Immunohistochemical analysis of in vivo patterns of expression of CPP32 (Caspase-3), a cell death protease.

The in vivo patterns of CPP32 (Caspase-3) gene expression were determined using an immunohistochemical approach and paraffin-embedded normal human tissues. A rabbit polyclonal antiserum was generated against recombinant human CPP32 protein and shown to be specific by immunoblot analysis of various human tissues and cell lines. CPP32 immunoreactivity was selectively found in certain cell types and was typically present within the cytosol, although occasional cells also contained nuclear immunostaining. CPP32 immunostaining was easily detected, for example, in epidermal keratinocyes, cartilage chondrocytes, bone osteocytes, heart myocardiocytes, vascular smooth muscle cells, bronchial epithelium, hepatocytes, thymocytes, plasma cells, renal tubule epithelium, spermatogonia, prostatic secretory epithelial cells, uterine endometrium and myometrium, mammary ductal epithelial cells, and the gastrointestinal epithelium of the stomach, intestine, and colon. In contrast, little or no CPP32 immunoreactivity was observed in endothelial cells, alveolar pneumocytes, kidney glomeruli, mammary myoepithelial cells, Schwann cells, and most types of brain and spinal cord neurons. Consistent with a role for CPP32 in apoptotic cell death, clear differences in the relative intensity of CPP32 immunostaining were noted in some shorter-lived types of cells compared to longer-lived, including (a) germinal center (high) versus mantle zone (low) B lymphocytes within the secondary follicles of lymph nodes, spleen, and tonsils; (b) mature neutrophils (high) versus myeloid progenitor cells (low) in bone marrow; (c) corpus luteal cells (high) versus follicular granulosa cells (low) in the ovary; and (d) prostate secretory epithelial cells (high) versus basal cells (low). These findings establish for the first time the cell type- and differentiation-specific patterns of expression of an interleukin-1beta converting enzyme/CED-3 (Caspase) family protease.

QUESTIONS ON THE MATERIAL -
1 – According to the CPP32 abstract, which cell types showed little or no CPP32 immunoreactivity? List every one.
2 – Condense the paragraph of the CPP32 abstract beginning "The in vivo patterns of CPP32" into a bulleted list that keeps its main facts.
3 – In the CPP32 abstract, what was the rabbit polyclonal antiserum generated against?
The records that follow the CPP32 abstract come from a separate source.

DATA RECORDS -
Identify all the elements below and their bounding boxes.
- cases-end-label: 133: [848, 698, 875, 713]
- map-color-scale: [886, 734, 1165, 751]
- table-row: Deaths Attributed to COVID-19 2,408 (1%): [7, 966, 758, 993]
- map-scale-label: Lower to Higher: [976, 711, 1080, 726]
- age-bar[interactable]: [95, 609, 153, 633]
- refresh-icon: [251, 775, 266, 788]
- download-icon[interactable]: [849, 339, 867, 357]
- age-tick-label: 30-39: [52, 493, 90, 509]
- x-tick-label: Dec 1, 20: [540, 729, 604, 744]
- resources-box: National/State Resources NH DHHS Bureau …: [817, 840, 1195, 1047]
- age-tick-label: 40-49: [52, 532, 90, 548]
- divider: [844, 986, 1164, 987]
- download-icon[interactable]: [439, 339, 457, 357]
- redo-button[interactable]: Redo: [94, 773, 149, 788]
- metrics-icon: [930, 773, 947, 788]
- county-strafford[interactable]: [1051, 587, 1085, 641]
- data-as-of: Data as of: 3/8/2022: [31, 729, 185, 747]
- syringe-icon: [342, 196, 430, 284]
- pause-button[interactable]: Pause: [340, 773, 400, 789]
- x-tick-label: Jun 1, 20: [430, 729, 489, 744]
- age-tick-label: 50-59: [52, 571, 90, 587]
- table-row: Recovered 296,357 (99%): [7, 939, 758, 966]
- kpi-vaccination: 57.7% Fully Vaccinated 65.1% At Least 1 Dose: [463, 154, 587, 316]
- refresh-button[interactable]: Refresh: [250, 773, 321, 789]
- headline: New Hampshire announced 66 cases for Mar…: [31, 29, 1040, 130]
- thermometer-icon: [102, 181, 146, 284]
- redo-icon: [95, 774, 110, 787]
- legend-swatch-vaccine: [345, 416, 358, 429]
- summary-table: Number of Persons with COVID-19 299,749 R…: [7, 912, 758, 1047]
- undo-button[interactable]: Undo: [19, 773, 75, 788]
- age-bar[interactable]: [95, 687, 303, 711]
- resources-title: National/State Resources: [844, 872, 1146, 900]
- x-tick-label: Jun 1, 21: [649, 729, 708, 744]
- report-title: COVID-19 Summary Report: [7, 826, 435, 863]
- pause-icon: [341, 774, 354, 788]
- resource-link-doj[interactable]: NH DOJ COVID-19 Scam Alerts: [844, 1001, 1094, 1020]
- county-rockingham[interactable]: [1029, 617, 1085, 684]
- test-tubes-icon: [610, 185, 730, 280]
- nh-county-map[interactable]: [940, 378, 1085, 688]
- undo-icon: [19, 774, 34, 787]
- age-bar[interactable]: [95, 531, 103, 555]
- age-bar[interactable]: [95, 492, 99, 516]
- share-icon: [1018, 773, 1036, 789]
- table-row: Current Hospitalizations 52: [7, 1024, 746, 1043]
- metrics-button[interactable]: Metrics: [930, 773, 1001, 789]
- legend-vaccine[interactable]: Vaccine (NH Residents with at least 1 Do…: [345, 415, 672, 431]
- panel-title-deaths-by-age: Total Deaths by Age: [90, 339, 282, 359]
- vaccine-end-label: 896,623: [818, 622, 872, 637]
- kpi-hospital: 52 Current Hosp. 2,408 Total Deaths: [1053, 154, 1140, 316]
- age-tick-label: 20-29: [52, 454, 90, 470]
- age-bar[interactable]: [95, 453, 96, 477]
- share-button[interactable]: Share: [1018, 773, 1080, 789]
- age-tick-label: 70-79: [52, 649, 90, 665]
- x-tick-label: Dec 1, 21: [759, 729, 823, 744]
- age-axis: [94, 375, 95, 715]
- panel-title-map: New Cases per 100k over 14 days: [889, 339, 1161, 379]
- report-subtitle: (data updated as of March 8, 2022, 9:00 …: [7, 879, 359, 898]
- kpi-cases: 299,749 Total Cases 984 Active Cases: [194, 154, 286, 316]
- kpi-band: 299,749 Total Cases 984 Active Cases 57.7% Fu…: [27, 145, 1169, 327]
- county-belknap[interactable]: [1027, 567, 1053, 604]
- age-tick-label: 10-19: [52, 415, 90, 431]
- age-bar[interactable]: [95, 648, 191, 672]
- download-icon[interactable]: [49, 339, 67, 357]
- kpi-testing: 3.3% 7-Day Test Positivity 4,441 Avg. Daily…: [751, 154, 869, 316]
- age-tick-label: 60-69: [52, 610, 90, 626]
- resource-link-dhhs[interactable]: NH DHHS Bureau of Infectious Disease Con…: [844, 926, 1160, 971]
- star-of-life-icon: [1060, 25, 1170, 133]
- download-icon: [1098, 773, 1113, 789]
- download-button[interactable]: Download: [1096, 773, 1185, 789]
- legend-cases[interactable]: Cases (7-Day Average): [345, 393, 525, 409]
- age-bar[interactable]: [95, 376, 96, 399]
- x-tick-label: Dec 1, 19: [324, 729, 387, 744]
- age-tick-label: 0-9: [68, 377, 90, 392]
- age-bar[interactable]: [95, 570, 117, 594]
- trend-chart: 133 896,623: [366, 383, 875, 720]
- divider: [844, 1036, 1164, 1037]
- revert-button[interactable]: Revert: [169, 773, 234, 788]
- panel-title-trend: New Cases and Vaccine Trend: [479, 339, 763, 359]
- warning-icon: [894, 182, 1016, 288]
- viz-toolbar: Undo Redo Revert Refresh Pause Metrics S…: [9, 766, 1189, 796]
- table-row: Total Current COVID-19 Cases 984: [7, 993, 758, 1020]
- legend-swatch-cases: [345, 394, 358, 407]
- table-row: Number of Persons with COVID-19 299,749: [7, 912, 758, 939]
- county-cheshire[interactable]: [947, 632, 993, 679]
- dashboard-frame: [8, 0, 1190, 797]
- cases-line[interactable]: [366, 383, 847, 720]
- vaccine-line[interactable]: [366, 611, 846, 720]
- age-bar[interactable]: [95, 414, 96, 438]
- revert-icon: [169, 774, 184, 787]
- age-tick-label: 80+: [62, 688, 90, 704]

ANSWERS -
1 –
- Endothelial cells
- Alveolar pneumocytes
- Kidney glomeruli
- Mammary myoepithelial cells
- Schwann cells
- Most types of brain and spinal cord neurons

2 –
- Method: CPP32 (Caspase-3) expression was mapped by immunohistochemistry in paraffin-embedded normal human tissues.
- Antibody: A rabbit polyclonal antiserum against recombinant human CPP32 was confirmed as specific by immunoblotting of human tissues and cell lines.
- Location in cells: Staining was selective for certain cell types and usually cytosolic, with occasional nuclear staining.
- Strongly stained cells: These included epidermal keratinocytes, chondrocytes, osteocytes, cardiac myocytes, vascular smooth muscle, bronchial epithelium, hepatocytes, thymocytes, plasma cells, and renal tubule epithelium. Also stained were spermatogonia, prostatic secretory cells, endometrium and myometrium, mammary ductal epithelium, and gastrointestinal epithelium.
- Weakly or unstained cells: These were endothelial cells, alveolar pneumocytes, glomeruli, mammary myoepithelial cells, Schwann cells, and most brain and spinal cord neurons.
- Shorter-lived versus longer-lived cells: Shorter-lived cells stained more intensely, consistent with a role in apoptosis:
  - germinal center versus mantle zone B lymphocytes
  - mature neutrophils versus myeloid progenitors
  - corpus luteal versus follicular granulosa cells
  - prostate secretory versus basal cells
- Significance: The findings are the first to establish cell type- and differentiation-specific expression of a Caspase family protease.

3 – Recombinant human CPP32 protein.